§ **SELECTED EXTRACT**
━━━━━━━━━━

To deal with image time series containing missing values, we IAIN classifier in the classification procedure by adaptively selecting classification features from “antibodies” (Fig. 4). For example, if the “antibodies” have n features but feature “F4” of pixel x is missing, the IAIN first detects the indexes of the available features of pixel x, then generates “sub-antibodies” only containing the available features of pixel x. Then the Euclidean distances between pixel x and the center vectors of all “sub-antibodies” are calculated. Finally, the pixels are labeled according to the crop type label of the antibody with the lowest distance.

Figure 4: Classification procedure of the improved artificial immune networks (IAIN) algorithm.

Note: This figure shows the condition that the feature F4 is left out.

Early-season crop identification evaluation

To evaluate the earliest time phase that we could accurately identify the major crops in the study region, we set the April 16–30th as the start point, and extended the time series length by 15-day. The April 16–30th was set as the start point of this study because the Sentinel-2 data of April 1–15th composition contain too few cloud-free pixels. Next, we acquired several image series with different lengths, and then used the IAIN to classify these image time series. The classification accuracies were then assessed using the validation samples, and the influence of time series length on crop identification accuracies were evaluated based on these classification accuracies. Commonly, the classification accuracies increase with the time series length, and then become saturated. We compared the time phases that classification accuracies saturated and the harvest time of each crop, and finally deduced how long we could generate crop type distribution maps before the harvests.

Non-vegetation masks

Although the time series signals of different crops have unique characteristics, there can be some noise caused by miscellaneous factors such as residential regions. We generated a sparse vegetation mask which could remove alkaline land, residential regions, water surfaces and other land with low vegetation cover. The mask used the maximum NIR TOA value during the growing season as the NIR band shows good potential for discriminating between vegetation and non-vegetation (Zhu & Woodcock, 2014). Figure 5 shows the maximum NIR TOA values of different land cover types during the growing season. The threshold was defined by subtracting the mean value of vegetation land cover (cropland and natural vegetation) from the standard deviation. In this study, the non-vegetation threshold was defined as 0.3.

Figure 5: Threshold selection for the sparse vegetation mask mapping.

━━━━━━━━━━

§ **EXTRACTED RECORDS**
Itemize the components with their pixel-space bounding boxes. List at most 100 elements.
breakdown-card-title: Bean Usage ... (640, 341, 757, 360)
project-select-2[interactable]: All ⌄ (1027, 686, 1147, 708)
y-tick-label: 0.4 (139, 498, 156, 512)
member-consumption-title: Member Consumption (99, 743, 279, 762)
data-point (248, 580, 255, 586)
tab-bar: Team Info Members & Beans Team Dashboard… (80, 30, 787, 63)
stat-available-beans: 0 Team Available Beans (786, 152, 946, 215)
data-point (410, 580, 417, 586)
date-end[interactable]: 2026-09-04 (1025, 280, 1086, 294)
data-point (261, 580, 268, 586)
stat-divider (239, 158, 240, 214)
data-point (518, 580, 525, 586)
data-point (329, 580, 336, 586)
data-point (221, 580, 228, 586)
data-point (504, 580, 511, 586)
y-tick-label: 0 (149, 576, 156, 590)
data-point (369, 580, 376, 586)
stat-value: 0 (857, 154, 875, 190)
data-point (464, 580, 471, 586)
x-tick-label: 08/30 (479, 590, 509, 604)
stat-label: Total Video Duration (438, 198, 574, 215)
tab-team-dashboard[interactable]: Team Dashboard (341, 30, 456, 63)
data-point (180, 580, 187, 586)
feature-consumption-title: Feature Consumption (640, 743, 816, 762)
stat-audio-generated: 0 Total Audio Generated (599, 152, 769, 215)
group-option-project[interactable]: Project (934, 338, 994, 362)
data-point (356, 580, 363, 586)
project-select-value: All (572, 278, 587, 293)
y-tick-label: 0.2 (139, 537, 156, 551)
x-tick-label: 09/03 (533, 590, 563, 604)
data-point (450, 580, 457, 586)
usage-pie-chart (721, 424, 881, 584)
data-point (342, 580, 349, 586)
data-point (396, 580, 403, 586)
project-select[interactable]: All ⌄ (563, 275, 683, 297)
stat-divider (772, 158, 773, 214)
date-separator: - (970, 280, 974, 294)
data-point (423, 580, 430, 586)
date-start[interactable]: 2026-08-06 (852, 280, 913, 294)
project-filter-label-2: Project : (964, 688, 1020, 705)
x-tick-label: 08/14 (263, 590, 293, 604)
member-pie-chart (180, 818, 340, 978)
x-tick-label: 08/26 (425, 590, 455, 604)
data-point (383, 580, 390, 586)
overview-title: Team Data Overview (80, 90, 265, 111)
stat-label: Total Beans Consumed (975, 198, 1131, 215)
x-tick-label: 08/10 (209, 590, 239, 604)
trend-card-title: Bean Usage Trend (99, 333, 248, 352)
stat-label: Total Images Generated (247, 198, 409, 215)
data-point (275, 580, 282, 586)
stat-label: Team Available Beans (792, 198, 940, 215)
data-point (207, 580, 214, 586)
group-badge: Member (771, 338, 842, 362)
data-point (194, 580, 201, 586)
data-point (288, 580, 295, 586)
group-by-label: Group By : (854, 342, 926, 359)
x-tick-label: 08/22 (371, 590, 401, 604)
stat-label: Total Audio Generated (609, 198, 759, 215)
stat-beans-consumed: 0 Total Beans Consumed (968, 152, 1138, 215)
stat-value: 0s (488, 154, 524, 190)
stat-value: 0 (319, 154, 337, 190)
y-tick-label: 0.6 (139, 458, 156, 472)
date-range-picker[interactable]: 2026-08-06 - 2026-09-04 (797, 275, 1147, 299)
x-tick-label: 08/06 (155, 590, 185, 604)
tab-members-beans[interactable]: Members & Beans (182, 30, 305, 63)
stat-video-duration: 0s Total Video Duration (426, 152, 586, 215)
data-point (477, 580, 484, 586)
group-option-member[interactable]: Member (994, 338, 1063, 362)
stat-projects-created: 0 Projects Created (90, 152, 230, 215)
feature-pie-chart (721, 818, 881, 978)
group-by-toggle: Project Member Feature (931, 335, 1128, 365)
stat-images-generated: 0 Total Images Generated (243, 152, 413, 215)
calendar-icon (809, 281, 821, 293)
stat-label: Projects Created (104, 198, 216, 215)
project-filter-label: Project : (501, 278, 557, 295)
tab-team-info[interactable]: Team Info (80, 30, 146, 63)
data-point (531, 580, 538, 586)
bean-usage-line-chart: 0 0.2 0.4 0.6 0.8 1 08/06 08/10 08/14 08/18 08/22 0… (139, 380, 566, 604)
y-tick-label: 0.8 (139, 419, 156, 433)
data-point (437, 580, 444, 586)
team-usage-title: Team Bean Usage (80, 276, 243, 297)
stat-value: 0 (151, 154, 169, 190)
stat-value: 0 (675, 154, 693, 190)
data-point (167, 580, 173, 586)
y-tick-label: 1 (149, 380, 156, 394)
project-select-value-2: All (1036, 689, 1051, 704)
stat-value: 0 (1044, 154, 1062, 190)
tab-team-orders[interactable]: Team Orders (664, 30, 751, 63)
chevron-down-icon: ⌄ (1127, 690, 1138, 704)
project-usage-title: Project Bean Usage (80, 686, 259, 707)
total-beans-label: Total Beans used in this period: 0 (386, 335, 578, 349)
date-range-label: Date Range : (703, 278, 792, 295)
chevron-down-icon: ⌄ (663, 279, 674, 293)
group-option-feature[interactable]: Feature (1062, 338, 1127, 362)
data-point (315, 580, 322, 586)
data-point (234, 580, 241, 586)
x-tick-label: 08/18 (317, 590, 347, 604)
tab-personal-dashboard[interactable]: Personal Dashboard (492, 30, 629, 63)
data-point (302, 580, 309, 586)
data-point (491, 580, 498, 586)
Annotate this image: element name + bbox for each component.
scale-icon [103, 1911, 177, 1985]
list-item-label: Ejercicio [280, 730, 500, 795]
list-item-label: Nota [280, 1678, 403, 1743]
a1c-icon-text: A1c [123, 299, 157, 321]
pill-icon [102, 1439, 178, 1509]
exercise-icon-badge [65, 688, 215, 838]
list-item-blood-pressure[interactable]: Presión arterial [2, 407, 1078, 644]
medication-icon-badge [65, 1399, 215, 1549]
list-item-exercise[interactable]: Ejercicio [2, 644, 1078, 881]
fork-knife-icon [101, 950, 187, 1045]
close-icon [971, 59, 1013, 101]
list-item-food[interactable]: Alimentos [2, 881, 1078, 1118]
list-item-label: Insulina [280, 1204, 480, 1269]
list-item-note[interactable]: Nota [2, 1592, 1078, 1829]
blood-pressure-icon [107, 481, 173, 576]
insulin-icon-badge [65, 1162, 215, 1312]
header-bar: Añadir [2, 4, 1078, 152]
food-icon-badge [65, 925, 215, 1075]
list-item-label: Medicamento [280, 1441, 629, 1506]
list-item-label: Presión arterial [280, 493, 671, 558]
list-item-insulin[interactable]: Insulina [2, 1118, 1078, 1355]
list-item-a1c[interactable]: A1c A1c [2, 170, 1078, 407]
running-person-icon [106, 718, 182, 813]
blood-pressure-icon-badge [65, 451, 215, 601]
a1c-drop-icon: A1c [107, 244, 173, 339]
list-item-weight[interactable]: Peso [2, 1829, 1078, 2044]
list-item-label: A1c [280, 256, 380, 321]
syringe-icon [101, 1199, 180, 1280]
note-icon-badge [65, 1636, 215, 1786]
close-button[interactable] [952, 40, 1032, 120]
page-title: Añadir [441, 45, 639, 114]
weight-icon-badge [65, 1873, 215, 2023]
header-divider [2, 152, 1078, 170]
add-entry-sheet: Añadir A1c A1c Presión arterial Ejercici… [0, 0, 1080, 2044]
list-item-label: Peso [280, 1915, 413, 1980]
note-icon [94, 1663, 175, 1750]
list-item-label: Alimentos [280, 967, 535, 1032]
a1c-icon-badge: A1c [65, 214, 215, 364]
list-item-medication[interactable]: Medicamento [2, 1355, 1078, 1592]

━━━━━━━━━━

§ **AIM OF THE TASK**
In the crop classification text, take the part that opens with the words containing "Although the time" and closes with "vegetation mask mapping.", and give it again with "residential regions" substituted by "built-up areas".

§ **SOLVED PROBLEM**
Although the time series signals of different crops have unique characteristics, there can be some noise caused by miscellaneous factors such as built-up areas. We generated a sparse vegetation mask which could remove alkaline land, built-up areas, water surfaces and other land with low vegetation cover. The mask used the maximum NIR TOA value during the growing season as the NIR band shows good potential for discriminating between vegetation and non-vegetation (Zhu & Woodcock, 2014). Figure 5 shows the maximum NIR TOA values of different land cover types during the growing season. The threshold was defined by subtracting the mean value of vegetation land cover (cropland and natural vegetation) from the standard deviation. In this study, the non-vegetation threshold was defined as 0.3.

Figure 5: Threshold selection for the sparse vegetation mask mapping.